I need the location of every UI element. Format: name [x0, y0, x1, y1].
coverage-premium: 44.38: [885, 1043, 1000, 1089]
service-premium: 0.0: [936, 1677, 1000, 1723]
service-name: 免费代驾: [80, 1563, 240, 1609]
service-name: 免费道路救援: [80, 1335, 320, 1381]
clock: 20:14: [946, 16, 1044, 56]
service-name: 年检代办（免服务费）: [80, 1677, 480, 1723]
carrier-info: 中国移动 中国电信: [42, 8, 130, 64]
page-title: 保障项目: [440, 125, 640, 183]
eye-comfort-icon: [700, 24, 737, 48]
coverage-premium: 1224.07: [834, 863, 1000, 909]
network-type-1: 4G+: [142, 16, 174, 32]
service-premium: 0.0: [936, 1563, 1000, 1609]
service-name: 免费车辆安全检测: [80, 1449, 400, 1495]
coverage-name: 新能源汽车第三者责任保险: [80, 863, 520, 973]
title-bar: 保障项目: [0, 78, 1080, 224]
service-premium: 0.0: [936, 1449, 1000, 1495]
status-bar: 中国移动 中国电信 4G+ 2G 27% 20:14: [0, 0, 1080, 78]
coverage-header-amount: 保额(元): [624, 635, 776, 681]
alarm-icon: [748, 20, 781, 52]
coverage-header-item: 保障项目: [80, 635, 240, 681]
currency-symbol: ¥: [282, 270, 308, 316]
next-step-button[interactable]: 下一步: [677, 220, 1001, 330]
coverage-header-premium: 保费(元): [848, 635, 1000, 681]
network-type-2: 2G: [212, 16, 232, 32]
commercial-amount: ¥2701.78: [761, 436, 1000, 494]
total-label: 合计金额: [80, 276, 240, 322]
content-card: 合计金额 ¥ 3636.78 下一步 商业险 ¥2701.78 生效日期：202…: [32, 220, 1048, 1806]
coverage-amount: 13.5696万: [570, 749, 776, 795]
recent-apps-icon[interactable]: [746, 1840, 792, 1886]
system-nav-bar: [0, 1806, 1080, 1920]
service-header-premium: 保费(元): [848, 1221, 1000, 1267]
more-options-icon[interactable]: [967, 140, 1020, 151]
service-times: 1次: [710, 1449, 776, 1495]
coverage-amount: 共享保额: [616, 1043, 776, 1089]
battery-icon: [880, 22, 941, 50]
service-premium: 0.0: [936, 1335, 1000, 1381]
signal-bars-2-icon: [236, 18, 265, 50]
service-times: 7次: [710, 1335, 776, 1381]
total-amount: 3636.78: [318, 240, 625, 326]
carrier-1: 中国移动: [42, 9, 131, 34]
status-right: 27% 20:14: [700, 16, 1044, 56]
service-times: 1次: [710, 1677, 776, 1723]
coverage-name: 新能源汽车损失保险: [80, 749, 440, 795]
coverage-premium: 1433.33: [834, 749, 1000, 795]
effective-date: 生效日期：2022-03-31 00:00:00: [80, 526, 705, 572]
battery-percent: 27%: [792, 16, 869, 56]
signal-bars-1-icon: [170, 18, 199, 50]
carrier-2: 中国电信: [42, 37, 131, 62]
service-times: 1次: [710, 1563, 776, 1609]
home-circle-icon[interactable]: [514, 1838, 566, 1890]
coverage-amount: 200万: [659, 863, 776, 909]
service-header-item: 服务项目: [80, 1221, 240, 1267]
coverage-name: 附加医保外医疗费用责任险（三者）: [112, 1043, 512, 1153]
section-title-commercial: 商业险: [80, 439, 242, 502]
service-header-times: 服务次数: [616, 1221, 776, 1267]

• What the task requires: Give the lines from the start of the material through the line containing "coverage-header-item: 保障项目: [80, 635, 240, 681]" again, switching "service-premium" to "service-fee" and leaving everything else as it is.

• Problem solution:
I need the location of every UI element. Format: name [x0, y0, x1, y1].
coverage-premium: 44.38: [885, 1043, 1000, 1089]
service-fee: 0.0: [936, 1677, 1000, 1723]
service-name: 免费代驾: [80, 1563, 240, 1609]
service-name: 免费道路救援: [80, 1335, 320, 1381]
clock: 20:14: [946, 16, 1044, 56]
service-name: 年检代办（免服务费）: [80, 1677, 480, 1723]
carrier-info: 中国移动 中国电信: [42, 8, 130, 64]
page-title: 保障项目: [440, 125, 640, 183]
eye-comfort-icon: [700, 24, 737, 48]
coverage-premium: 1224.07: [834, 863, 1000, 909]
network-type-1: 4G+: [142, 16, 174, 32]
service-fee: 0.0: [936, 1563, 1000, 1609]
service-name: 免费车辆安全检测: [80, 1449, 400, 1495]
coverage-name: 新能源汽车第三者责任保险: [80, 863, 520, 973]
title-bar: 保障项目: [0, 78, 1080, 224]
service-fee: 0.0: [936, 1449, 1000, 1495]
status-bar: 中国移动 中国电信 4G+ 2G 27% 20:14: [0, 0, 1080, 78]
coverage-header-amount: 保额(元): [624, 635, 776, 681]
alarm-icon: [748, 20, 781, 52]
coverage-header-item: 保障项目: [80, 635, 240, 681]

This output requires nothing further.